# start of Entries
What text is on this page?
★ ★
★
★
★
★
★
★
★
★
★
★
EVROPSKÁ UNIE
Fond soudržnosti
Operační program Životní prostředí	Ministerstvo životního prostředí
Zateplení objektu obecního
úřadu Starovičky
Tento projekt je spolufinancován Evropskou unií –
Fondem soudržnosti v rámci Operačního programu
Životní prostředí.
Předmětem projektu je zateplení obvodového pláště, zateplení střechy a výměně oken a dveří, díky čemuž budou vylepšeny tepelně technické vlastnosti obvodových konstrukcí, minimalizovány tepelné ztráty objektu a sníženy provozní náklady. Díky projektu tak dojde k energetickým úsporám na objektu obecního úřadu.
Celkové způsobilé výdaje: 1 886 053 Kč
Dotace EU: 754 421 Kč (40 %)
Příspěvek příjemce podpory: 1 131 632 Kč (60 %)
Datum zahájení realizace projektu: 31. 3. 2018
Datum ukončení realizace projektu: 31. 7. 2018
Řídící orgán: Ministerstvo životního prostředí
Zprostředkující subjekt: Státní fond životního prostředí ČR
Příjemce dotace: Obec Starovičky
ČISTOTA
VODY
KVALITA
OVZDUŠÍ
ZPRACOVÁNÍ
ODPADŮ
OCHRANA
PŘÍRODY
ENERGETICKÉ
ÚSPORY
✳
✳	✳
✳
# end of Entries
▶ Stated exercise: Check each line above for the string "životního" and show the ones that have it.

▶ Exercise result:
Operační program Životní prostředí	Ministerstvo životního prostředí
Řídící orgán: Ministerstvo životního prostředí
Zprostředkující subjekt: Státní fond životního prostředí ČR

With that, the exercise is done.